Figure 9 Spotty necrosis characterized by small foci of lobular necroinflammation and associated apoptotic hepatocytes.
Hematoxylin and eosin stain, magnification × 200.
Portal lymphoid aggregates, bile duct damage, steatosis
Features characteristically seen in chronic hepatitis C are portal lymphoid aggregates and/or lymphoid follicles, bile duct damage, macrovesicular or mixed microvesicular and macrovesicular steatosis and Mallory-Denk-like material[29]. These are not specific and can be seen in other subtypes of viral hepatitis or in non-viral hepatitis too. Portal lymphoid infiltrates have been reported to be present in 33% to 78% of cases and are composed of small lymphocytes, some with germinal centers[28,30,31]. These occur more frequently in HCV genotype 1B infection[31].
The lymphoid aggregates occur in proximity to bile ducts and are sometimes associated with damage to bile duct epithelium that was originally described by Poulsen and Christoffersen[32]. The bile duct damage is mild and non-destructive, and is characterized by cellular vacuolation, cytoplasmic eosinophilia, nuclear overlapping and nuclear dropout. The bile duct lesions are frequent and have been reported in as high as 91% of cases[28], and are more prevalent in hepatitis C genotype 3a[33].
Steatosis, macrovesicular or mixed macrovesicular and microvesicular type, is a viral cytopathic effect[29], that when present is a characteristic feature of chronic hepatitis C and is commonly seen in association with hepatitis C genotype 3a[33]. The steatosis in this setting is usually mild and is periportal or azonal in distribution. The steatosis is postulated to be secondary to free radical mediated peroxidation that is elicited by increased virus-induced iron storage[34]. Presence of moderate to marked steatosis in a liver biopsy, especially in a centrilobular/perivenular distribution, from a patient with hepatitis C should raise a clinical consideration for concomitant fatty liver disease secondary to obesity, alcohol, hyperlipidemia or diabetes. Such cases may, in addition, show neutrophilic infiltration, ballooning degeneration, and Mallory-Denk-hyaline and pericellular/perisinusoidal fibrosis.
Iron deposition
Other features of chronic hepatitis C include iron deposition. Mild iron deposition occurs in both hepatocytes and sinusoidal lining Kupffer cells in chronic viral hepatitis. Assessment of iron in liver biopsy is pertinent, as hepatocellular iron deposition has been shown to be an inverse predictor of response to interferon treatment[35-38]. Perls stain is the most commonly used stain for assessing hemosiderosis in liver because of high sensitivity. The iron deposition in hepatocytes is assessed and commonly graded using the Searle’ modification[39] of Scheuer scoring system[40] for iron deposition. Hereditary hemochromatosis is always a clinical consideration in presence of hepatocellular iron in liver biopsies, even in small amounts, because of variable penetrance of the disease.

**SOURCE MATERIAL:**

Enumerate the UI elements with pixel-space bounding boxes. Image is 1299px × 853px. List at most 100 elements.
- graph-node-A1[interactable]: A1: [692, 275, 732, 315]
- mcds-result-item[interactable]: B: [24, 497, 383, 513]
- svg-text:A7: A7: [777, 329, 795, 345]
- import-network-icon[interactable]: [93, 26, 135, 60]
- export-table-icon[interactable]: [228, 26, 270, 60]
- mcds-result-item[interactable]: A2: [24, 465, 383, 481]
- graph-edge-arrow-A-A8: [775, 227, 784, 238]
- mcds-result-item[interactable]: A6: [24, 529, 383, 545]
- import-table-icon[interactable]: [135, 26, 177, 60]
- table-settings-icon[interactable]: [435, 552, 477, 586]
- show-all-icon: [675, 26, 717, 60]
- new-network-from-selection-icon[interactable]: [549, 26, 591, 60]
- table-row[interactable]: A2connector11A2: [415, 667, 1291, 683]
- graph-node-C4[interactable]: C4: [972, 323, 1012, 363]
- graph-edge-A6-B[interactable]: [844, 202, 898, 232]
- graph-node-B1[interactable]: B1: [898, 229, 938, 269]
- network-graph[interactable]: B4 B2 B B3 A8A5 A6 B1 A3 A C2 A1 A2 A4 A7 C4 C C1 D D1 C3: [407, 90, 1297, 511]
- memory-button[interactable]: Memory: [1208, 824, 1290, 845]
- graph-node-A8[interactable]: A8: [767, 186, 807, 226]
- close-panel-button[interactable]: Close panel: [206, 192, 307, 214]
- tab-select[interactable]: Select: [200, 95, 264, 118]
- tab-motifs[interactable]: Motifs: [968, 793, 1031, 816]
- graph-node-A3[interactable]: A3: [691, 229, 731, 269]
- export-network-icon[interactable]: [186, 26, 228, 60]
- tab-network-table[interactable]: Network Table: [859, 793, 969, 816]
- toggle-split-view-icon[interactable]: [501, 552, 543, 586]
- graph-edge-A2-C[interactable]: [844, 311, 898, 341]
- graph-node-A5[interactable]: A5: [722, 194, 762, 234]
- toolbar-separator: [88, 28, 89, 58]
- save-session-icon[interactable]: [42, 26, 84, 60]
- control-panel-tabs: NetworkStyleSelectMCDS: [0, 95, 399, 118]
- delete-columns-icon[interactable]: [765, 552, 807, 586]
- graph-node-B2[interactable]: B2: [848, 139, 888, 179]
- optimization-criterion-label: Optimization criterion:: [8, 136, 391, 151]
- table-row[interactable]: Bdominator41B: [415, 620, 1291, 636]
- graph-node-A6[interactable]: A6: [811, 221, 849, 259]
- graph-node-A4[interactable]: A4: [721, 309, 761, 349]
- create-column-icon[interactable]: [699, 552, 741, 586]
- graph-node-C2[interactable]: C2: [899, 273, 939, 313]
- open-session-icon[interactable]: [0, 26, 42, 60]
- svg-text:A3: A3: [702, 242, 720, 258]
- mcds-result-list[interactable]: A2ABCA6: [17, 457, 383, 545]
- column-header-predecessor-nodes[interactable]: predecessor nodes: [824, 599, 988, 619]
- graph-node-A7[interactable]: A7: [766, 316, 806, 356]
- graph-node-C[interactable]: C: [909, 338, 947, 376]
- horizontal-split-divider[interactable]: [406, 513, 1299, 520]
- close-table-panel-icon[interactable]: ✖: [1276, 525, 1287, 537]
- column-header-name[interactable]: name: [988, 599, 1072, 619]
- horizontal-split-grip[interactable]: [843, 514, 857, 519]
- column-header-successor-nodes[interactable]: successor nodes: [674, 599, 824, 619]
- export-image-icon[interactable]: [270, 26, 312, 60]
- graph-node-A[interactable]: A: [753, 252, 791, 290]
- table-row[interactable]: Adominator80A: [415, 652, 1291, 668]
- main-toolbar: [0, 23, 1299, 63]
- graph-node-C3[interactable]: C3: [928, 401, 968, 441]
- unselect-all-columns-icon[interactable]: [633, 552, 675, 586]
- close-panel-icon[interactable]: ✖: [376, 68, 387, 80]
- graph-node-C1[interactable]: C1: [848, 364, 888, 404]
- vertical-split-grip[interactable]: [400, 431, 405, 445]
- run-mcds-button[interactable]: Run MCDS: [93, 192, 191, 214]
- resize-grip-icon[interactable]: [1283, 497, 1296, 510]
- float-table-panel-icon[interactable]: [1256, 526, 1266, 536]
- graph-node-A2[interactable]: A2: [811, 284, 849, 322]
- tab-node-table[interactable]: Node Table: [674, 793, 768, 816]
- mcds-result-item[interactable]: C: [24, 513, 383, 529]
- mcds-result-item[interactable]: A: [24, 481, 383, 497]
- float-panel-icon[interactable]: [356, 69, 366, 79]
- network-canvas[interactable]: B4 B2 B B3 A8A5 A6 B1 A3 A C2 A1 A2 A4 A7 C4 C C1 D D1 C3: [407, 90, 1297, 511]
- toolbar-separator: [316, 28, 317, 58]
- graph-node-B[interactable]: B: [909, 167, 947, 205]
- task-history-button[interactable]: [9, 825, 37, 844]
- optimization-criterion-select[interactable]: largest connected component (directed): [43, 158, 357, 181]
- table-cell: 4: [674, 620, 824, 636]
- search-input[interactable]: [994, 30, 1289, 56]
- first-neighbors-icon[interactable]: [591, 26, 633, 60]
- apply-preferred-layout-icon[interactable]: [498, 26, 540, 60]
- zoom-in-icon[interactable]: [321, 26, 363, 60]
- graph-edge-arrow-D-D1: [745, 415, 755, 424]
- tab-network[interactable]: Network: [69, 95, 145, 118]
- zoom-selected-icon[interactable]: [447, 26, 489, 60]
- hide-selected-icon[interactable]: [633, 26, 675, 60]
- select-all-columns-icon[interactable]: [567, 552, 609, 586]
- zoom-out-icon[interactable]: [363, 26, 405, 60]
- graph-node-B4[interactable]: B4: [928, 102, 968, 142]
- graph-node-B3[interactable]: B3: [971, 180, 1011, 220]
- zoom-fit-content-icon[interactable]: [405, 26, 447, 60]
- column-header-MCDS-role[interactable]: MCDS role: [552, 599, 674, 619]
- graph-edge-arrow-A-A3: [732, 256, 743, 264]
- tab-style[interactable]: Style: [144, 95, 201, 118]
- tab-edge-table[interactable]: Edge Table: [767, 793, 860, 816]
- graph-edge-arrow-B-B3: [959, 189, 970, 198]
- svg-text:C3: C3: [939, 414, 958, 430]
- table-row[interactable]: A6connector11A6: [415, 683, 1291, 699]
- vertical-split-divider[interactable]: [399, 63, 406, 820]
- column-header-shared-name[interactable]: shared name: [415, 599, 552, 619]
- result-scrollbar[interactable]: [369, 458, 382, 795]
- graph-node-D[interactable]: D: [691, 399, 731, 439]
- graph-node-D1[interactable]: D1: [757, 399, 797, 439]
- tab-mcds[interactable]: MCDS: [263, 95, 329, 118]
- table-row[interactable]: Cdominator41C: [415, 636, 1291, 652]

**TASK PROMPT:**
Rewrite the hepatitis C pathology excerpt, starting with "Figure 9 Spotty" and going on through "magnification × 200.", replacing "Spotty necrosis" with "Focal necrosis".

**EXERCISE SOLUTION:**
Figure 9 Focal necrosis characterized by small foci of lobular necroinflammation and associated apoptotic hepatocytes.
Hematoxylin and eosin stain, magnification × 200.